- Stored data
++++

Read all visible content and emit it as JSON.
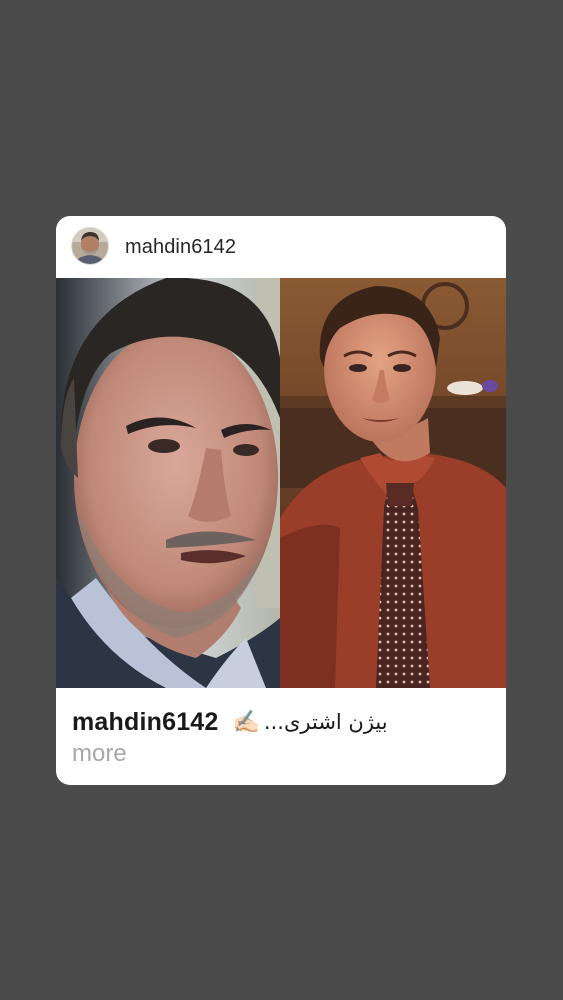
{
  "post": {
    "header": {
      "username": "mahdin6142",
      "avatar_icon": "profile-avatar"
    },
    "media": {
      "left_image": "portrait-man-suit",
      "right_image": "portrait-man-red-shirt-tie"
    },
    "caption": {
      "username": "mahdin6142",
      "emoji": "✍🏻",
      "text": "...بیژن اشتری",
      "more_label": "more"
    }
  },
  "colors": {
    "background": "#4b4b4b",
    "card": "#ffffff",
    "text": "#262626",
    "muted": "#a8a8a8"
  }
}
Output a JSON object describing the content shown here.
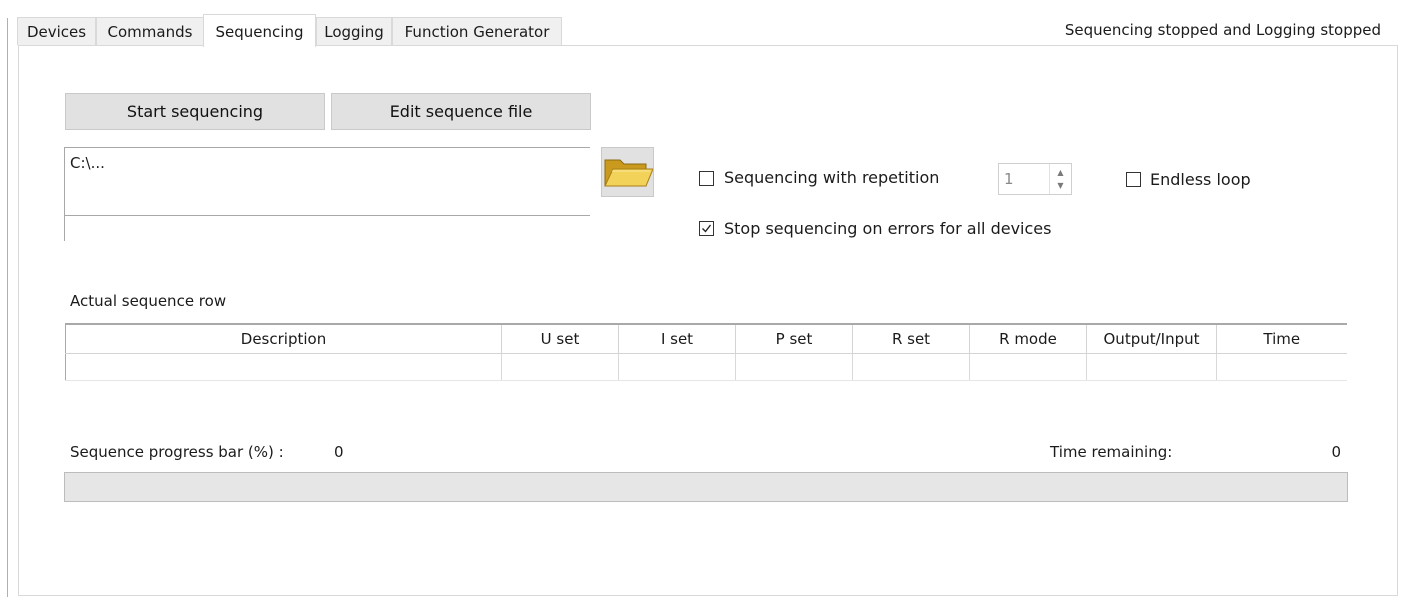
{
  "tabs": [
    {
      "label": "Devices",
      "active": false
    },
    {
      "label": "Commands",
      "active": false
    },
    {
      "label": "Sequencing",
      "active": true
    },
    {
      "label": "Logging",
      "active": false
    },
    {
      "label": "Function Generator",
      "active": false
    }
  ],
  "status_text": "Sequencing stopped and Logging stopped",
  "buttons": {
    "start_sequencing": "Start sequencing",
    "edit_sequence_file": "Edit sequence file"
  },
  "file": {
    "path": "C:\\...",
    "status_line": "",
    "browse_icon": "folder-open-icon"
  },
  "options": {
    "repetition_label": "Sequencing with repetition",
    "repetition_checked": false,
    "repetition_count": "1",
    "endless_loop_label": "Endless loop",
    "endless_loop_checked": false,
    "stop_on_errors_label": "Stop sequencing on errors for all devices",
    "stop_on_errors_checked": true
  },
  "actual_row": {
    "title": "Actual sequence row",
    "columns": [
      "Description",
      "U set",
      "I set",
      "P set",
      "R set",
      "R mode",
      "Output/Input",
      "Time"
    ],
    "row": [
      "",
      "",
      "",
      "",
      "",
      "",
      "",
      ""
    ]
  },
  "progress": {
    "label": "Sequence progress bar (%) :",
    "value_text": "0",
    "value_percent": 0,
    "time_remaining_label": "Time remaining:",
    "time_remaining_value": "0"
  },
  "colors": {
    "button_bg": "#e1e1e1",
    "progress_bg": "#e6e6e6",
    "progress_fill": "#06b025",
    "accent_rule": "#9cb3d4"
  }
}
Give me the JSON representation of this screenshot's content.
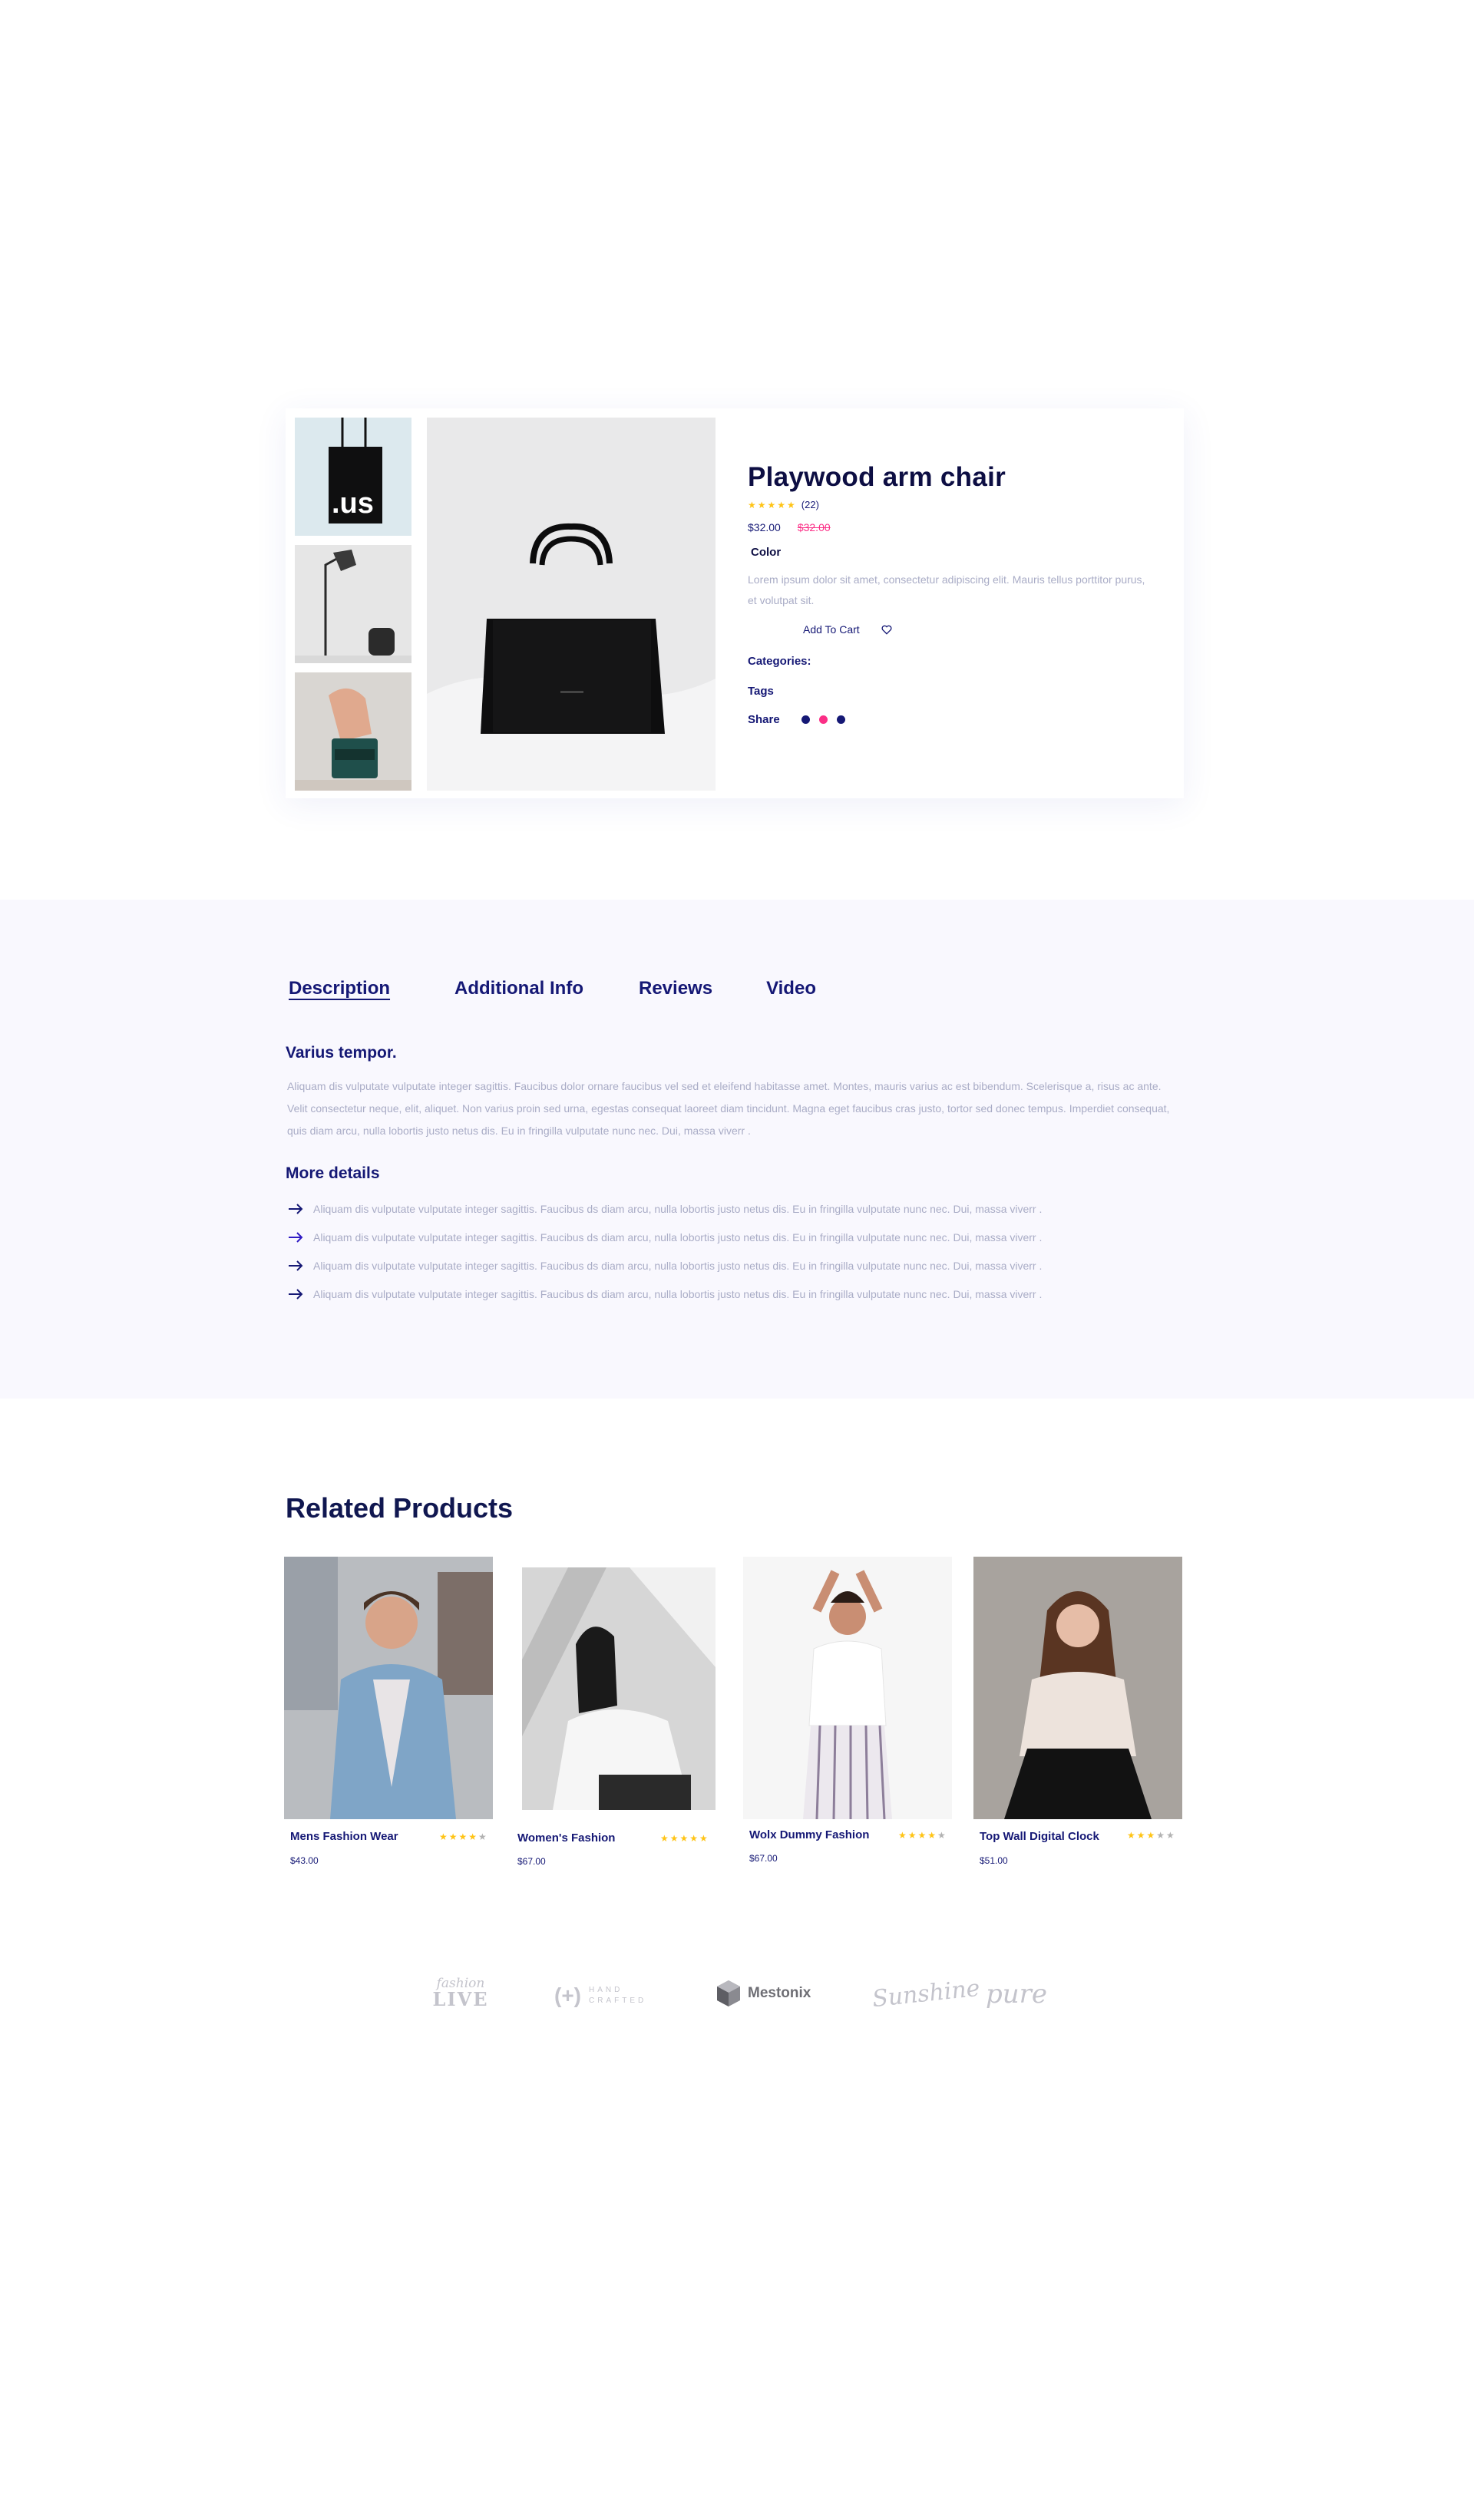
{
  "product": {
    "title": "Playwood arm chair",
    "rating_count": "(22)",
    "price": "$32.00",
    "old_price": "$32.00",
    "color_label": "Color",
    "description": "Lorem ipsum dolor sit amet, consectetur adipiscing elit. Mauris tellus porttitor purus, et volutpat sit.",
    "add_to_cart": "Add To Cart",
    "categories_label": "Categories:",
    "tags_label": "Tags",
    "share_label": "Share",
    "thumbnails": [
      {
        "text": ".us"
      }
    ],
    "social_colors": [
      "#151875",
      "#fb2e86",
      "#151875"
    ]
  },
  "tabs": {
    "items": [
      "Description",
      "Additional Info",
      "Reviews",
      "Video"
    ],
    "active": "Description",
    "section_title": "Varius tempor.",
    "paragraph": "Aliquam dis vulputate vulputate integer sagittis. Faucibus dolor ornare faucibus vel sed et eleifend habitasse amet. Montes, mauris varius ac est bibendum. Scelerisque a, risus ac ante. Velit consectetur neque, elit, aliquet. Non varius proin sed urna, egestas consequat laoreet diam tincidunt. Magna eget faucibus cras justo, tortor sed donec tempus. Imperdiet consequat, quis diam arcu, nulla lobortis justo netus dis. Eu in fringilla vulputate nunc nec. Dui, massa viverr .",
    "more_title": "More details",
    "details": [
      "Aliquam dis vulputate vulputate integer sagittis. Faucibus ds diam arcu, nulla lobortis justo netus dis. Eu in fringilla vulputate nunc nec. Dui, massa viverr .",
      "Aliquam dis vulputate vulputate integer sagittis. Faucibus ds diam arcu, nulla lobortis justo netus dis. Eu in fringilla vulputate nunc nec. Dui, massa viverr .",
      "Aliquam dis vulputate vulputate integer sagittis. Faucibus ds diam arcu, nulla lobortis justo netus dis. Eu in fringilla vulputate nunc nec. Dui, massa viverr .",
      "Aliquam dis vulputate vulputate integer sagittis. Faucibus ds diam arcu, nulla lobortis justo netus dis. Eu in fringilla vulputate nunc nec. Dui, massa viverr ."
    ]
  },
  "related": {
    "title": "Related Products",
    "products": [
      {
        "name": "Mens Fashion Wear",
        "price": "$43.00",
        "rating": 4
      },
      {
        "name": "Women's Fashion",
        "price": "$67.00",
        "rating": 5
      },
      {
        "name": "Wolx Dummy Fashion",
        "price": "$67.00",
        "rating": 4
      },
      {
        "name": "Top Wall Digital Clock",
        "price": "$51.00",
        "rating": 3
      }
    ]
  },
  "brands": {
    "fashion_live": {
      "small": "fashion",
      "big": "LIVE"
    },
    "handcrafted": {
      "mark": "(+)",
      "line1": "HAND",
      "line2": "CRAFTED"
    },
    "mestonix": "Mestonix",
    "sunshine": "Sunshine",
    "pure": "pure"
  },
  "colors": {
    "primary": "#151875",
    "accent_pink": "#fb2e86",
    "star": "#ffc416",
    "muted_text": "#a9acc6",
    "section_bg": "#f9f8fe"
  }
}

++++

Each entry above should be reproduced exactly, with the pictures removed.

Read all visible content and emit it as JSON.
{
  "post": {
    "header": {
      "username": "mahdin6142",
      "avatar_icon": "profile-avatar"
    },
    "media": {
      "left_image": "portrait-man-suit",
      "right_image": "portrait-man-red-shirt-tie"
    },
    "caption": {
      "username": "mahdin6142",
      "emoji": "✍🏻",
      "text": "...بیژن اشتری",
      "more_label": "more"
    }
  },
  "colors": {
    "background": "#4b4b4b",
    "card": "#ffffff",
    "text": "#262626",
    "muted": "#a8a8a8"
  }
}
Output a JSON object describing the content shown here.
{
  "tabs": [
    {
      "label": "Devices",
      "active": false
    },
    {
      "label": "Commands",
      "active": false
    },
    {
      "label": "Sequencing",
      "active": true
    },
    {
      "label": "Logging",
      "active": false
    },
    {
      "label": "Function Generator",
      "active": false
    }
  ],
  "status_text": "Sequencing stopped and Logging stopped",
  "buttons": {
    "start_sequencing": "Start sequencing",
    "edit_sequence_file": "Edit sequence file"
  },
  "file": {
    "path": "C:\\...",
    "status_line": "",
    "browse_icon": "folder-open-icon"
  },
  "options": {
    "repetition_label": "Sequencing with repetition",
    "repetition_checked": false,
    "repetition_count": "1",
    "endless_loop_label": "Endless loop",
    "endless_loop_checked": false,
    "stop_on_errors_label": "Stop sequencing on errors for all devices",
    "stop_on_errors_checked": true
  },
  "actual_row": {
    "title": "Actual sequence row",
    "columns": [
      "Description",
      "U set",
      "I set",
      "P set",
      "R set",
      "R mode",
      "Output/Input",
      "Time"
    ],
    "row": [
      "",
      "",
      "",
      "",
      "",
      "",
      "",
      ""
    ]
  },
  "progress": {
    "label": "Sequence progress bar (%) :",
    "value_text": "0",
    "value_percent": 0,
    "time_remaining_label": "Time remaining:",
    "time_remaining_value": "0"
  },
  "colors": {
    "button_bg": "#e1e1e1",
    "progress_bg": "#e6e6e6",
    "progress_fill": "#06b025",
    "accent_rule": "#9cb3d4"
  }
}
Give me the JSON representation of this screenshot's content.
{
  "product": {
    "title": "Playwood arm chair",
    "rating_count": "(22)",
    "price": "$32.00",
    "old_price": "$32.00",
    "color_label": "Color",
    "description": "Lorem ipsum dolor sit amet, consectetur adipiscing elit. Mauris tellus porttitor purus, et volutpat sit.",
    "add_to_cart": "Add To Cart",
    "categories_label": "Categories:",
    "tags_label": "Tags",
    "share_label": "Share",
    "thumbnails": [
      {
        "text": ".us"
      }
    ],
    "social_colors": [
      "#151875",
      "#fb2e86",
      "#151875"
    ]
  },
  "tabs": {
    "items": [
      "Description",
      "Additional Info",
      "Reviews",
      "Video"
    ],
    "active": "Description",
    "section_title": "Varius tempor.",
    "paragraph": "Aliquam dis vulputate vulputate integer sagittis. Faucibus dolor ornare faucibus vel sed et eleifend habitasse amet. Montes, mauris varius ac est bibendum. Scelerisque a, risus ac ante. Velit consectetur neque, elit, aliquet. Non varius proin sed urna, egestas consequat laoreet diam tincidunt. Magna eget faucibus cras justo, tortor sed donec tempus. Imperdiet consequat, quis diam arcu, nulla lobortis justo netus dis. Eu in fringilla vulputate nunc nec. Dui, massa viverr .",
    "more_title": "More details",
    "details": [
      "Aliquam dis vulputate vulputate integer sagittis. Faucibus ds diam arcu, nulla lobortis justo netus dis. Eu in fringilla vulputate nunc nec. Dui, massa viverr .",
      "Aliquam dis vulputate vulputate integer sagittis. Faucibus ds diam arcu, nulla lobortis justo netus dis. Eu in fringilla vulputate nunc nec. Dui, massa viverr .",
      "Aliquam dis vulputate vulputate integer sagittis. Faucibus ds diam arcu, nulla lobortis justo netus dis. Eu in fringilla vulputate nunc nec. Dui, massa viverr .",
      "Aliquam dis vulputate vulputate integer sagittis. Faucibus ds diam arcu, nulla lobortis justo netus dis. Eu in fringilla vulputate nunc nec. Dui, massa viverr ."
    ]
  },
  "related": {
    "title": "Related Products",
    "products": [
      {
        "name": "Mens Fashion Wear",
        "price": "$43.00",
        "rating": 4
      },
      {
        "name": "Women's Fashion",
        "price": "$67.00",
        "rating": 5
      },
      {
        "name": "Wolx Dummy Fashion",
        "price": "$67.00",
        "rating": 4
      },
      {
        "name": "Top Wall Digital Clock",
        "price": "$51.00",
        "rating": 3
      }
    ]
  },
  "brands": {
    "fashion_live": {
      "small": "fashion",
      "big": "LIVE"
    },
    "handcrafted": {
      "mark": "(+)",
      "line1": "HAND",
      "line2": "CRAFTED"
    },
    "mestonix": "Mestonix",
    "sunshine": "Sunshine",
    "pure": "pure"
  },
  "colors": {
    "primary": "#151875",
    "accent_pink": "#fb2e86",
    "star": "#ffc416",
    "muted_text": "#a9acc6",
    "section_bg": "#f9f8fe"
  }
}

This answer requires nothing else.